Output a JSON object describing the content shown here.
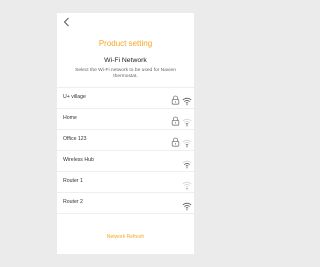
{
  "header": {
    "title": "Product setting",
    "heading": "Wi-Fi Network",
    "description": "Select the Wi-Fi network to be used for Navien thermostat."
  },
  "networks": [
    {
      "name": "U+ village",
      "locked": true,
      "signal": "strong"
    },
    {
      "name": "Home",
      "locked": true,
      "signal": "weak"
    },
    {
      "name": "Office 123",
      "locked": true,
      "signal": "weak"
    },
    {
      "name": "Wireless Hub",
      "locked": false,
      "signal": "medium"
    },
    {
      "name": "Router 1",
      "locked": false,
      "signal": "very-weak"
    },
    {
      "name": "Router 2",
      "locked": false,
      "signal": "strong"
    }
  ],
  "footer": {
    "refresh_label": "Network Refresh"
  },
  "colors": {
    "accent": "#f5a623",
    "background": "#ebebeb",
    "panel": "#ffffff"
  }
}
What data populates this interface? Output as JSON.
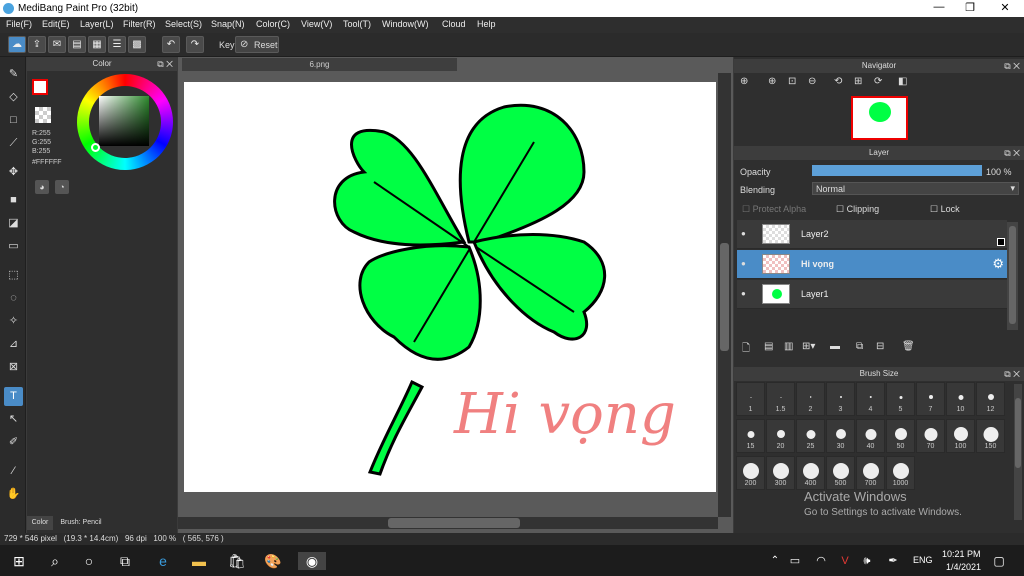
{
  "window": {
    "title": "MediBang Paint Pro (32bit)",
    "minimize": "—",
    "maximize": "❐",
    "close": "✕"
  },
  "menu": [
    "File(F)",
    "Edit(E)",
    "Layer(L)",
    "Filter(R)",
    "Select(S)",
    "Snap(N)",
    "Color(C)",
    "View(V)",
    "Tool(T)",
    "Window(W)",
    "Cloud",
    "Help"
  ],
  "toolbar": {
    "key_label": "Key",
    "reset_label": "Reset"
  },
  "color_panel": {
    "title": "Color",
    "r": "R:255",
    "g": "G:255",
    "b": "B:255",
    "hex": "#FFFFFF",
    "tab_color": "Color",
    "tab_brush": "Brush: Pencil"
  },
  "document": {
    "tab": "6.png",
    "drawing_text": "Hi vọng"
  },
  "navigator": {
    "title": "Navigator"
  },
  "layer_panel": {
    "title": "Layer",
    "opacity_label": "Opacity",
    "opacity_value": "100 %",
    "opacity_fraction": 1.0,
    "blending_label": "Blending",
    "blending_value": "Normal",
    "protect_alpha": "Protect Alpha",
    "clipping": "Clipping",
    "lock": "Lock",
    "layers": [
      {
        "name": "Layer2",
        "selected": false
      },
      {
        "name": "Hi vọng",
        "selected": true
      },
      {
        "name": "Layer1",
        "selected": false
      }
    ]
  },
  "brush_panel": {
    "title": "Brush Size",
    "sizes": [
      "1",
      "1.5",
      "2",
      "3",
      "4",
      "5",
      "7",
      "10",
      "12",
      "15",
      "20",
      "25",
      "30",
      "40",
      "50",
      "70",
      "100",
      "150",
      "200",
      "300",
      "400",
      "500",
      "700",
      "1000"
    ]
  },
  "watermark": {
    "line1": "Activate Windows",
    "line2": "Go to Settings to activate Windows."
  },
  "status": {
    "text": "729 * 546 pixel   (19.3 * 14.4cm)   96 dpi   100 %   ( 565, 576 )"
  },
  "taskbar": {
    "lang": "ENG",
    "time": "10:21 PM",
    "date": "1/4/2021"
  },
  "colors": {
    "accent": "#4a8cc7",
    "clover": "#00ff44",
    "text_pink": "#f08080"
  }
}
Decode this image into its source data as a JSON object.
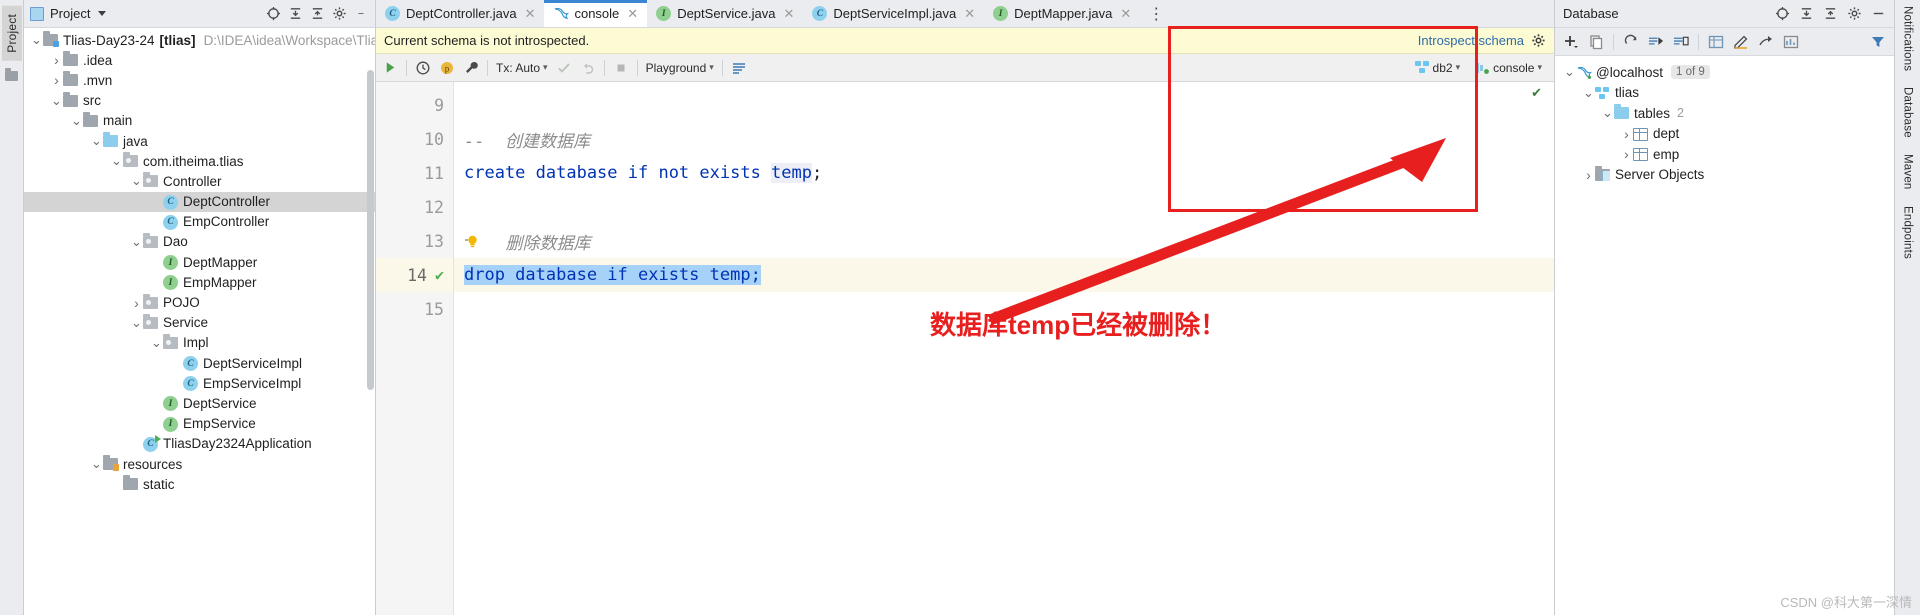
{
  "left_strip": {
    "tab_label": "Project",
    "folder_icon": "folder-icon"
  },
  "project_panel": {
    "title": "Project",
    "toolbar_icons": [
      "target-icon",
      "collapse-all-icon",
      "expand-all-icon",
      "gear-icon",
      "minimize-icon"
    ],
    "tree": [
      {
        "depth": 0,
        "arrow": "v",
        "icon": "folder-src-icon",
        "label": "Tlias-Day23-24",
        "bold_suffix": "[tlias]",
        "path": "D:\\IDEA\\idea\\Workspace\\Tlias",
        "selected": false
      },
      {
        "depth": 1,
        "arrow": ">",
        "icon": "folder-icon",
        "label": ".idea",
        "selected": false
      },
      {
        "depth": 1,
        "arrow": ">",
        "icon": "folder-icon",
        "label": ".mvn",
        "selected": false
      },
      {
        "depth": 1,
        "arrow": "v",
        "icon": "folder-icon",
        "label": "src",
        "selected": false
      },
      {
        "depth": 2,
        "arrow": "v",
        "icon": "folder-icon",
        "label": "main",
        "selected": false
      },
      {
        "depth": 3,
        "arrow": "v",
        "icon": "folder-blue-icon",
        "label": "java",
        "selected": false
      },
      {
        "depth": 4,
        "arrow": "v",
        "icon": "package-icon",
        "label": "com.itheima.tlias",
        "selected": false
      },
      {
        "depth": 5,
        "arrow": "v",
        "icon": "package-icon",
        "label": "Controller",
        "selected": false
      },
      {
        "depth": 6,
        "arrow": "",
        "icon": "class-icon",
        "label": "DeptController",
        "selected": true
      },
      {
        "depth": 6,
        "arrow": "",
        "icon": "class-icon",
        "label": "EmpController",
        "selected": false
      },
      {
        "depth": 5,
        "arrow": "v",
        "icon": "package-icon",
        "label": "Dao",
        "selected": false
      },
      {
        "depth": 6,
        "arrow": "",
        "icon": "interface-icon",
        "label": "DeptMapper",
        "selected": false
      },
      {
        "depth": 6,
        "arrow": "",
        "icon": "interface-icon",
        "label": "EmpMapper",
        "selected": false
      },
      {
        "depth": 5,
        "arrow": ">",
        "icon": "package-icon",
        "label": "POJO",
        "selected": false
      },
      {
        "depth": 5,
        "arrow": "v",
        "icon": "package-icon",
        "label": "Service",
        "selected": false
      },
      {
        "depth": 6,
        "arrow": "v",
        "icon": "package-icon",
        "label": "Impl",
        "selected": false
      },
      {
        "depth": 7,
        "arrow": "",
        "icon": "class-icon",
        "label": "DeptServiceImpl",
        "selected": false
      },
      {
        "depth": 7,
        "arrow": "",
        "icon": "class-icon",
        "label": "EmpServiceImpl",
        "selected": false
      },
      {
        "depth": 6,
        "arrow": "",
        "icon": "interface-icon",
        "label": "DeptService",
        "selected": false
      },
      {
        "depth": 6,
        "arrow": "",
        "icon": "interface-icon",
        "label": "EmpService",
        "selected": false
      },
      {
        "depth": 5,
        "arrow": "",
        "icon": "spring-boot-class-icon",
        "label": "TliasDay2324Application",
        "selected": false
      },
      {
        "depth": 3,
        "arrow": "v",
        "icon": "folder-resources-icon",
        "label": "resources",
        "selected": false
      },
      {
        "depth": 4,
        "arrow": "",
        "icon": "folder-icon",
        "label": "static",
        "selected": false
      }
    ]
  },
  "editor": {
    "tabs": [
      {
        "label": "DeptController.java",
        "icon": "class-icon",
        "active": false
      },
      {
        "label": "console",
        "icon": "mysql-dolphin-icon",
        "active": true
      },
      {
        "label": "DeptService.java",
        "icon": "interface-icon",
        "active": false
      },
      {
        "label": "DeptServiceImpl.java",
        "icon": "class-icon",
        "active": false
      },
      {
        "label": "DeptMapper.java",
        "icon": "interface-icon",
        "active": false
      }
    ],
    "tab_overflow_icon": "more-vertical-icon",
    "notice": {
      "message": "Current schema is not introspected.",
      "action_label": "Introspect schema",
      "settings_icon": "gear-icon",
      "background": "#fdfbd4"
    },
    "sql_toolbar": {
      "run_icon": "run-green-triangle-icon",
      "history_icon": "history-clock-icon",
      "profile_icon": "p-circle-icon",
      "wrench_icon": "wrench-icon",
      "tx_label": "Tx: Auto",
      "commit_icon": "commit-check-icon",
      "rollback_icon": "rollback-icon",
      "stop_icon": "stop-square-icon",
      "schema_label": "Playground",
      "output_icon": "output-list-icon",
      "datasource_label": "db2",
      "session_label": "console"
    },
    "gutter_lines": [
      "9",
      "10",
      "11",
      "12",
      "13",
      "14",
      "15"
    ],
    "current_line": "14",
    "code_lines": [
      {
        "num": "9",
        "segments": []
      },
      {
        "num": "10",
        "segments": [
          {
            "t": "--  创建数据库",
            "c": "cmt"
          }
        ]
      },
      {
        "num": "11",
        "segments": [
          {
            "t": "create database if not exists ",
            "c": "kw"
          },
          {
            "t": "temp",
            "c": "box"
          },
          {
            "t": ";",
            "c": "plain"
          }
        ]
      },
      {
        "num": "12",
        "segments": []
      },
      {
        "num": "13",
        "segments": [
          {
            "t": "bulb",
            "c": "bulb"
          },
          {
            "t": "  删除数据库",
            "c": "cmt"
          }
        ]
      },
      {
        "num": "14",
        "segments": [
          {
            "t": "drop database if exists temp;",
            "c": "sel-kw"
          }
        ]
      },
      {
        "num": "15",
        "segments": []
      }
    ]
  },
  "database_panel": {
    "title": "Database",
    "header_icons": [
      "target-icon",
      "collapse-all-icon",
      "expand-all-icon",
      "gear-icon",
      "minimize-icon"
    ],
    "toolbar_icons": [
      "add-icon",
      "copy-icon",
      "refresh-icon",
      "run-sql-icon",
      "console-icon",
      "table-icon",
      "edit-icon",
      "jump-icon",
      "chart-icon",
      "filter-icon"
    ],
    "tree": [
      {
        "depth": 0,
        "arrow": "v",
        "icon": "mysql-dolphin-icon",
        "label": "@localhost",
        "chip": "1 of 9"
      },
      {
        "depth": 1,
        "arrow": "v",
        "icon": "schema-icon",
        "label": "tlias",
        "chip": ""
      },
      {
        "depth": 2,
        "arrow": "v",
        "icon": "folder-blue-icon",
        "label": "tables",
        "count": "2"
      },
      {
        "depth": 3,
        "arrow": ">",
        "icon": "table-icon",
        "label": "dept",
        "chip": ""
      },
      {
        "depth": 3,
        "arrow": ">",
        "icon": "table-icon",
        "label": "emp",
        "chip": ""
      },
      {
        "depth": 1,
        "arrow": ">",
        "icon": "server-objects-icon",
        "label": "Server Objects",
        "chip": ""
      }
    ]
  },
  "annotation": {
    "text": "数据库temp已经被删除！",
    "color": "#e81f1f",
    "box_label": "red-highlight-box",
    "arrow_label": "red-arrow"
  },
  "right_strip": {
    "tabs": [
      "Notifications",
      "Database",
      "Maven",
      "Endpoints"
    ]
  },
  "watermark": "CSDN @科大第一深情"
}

══════════

■ **WHAT IS EXPECTED**
In the listing above, locate each line with "name" and copy it.

■ **OUTPUT OF THE TASK**
      "name": "U+ village",
      "name": "Home",
      "name": "Office 123",
      "name": "Wireless Hub",
      "name": "Router 1",
      "name": "Router 2",
        "name": "Layer2",
        "name": "Hi vọng",
        "name": "Layer1",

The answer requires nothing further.